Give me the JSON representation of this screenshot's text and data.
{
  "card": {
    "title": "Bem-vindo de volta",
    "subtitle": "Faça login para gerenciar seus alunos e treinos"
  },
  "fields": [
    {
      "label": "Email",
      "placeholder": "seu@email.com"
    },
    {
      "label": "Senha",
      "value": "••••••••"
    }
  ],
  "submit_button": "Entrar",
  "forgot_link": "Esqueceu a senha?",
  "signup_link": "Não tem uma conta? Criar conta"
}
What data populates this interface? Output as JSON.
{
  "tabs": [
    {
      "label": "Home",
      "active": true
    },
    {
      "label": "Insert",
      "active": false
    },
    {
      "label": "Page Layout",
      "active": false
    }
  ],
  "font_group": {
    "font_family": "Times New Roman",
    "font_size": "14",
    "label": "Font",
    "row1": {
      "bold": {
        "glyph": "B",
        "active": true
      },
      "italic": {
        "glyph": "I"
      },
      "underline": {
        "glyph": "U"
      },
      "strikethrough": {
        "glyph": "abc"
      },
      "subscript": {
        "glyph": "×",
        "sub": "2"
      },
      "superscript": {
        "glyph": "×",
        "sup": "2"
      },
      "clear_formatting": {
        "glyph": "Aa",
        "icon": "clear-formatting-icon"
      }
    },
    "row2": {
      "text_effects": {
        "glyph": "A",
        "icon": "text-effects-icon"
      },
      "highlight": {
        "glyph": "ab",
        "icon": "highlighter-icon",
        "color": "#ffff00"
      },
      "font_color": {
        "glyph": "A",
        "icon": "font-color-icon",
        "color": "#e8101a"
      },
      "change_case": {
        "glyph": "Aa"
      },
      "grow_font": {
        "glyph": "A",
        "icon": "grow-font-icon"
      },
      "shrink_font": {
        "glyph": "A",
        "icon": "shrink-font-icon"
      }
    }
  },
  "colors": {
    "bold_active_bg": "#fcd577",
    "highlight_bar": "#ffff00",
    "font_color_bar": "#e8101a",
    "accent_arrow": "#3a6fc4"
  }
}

======

● CHALLENGE: Copy all the lines, exactly.

● TASK ANSWER:
Give me the JSON representation of this screenshot's text and data.
{
  "card": {
    "title": "Bem-vindo de volta",
    "subtitle": "Faça login para gerenciar seus alunos e treinos"
  },
  "fields": [
    {
      "label": "Email",
      "placeholder": "seu@email.com"
    },
    {
      "label": "Senha",
      "value": "••••••••"
    }
  ],
  "submit_button": "Entrar",
  "forgot_link": "Esqueceu a senha?",
  "signup_link": "Não tem uma conta? Criar conta"
}
What data populates this interface? Output as JSON.
{
  "tabs": [
    {
      "label": "Home",
      "active": true
    },
    {
      "label": "Insert",
      "active": false
    },
    {
      "label": "Page Layout",
      "active": false
    }
  ],
  "font_group": {
    "font_family": "Times New Roman",
    "font_size": "14",
    "label": "Font",
    "row1": {
      "bold": {
        "glyph": "B",
        "active": true
      },
      "italic": {
        "glyph": "I"
      },
      "underline": {
        "glyph": "U"
      },
      "strikethrough": {
        "glyph": "abc"
      },
      "subscript": {
        "glyph": "×",
        "sub": "2"
      },
      "superscript": {
        "glyph": "×",
        "sup": "2"
      },
      "clear_formatting": {
        "glyph": "Aa",
        "icon": "clear-formatting-icon"
      }
    },
    "row2": {
      "text_effects": {
        "glyph": "A",
        "icon": "text-effects-icon"
      },
      "highlight": {
        "glyph": "ab",
        "icon": "highlighter-icon",
        "color": "#ffff00"
      },
      "font_color": {
        "glyph": "A",
        "icon": "font-color-icon",
        "color": "#e8101a"
      },
      "change_case": {
        "glyph": "Aa"
      },
      "grow_font": {
        "glyph": "A",
        "icon": "grow-font-icon"
      },
      "shrink_font": {
        "glyph": "A",
        "icon": "shrink-font-icon"
      }
    }
  },
  "colors": {
    "bold_active_bg": "#fcd577",
    "highlight_bar": "#ffff00",
    "font_color_bar": "#e8101a",
    "accent_arrow": "#3a6fc4"
  }
}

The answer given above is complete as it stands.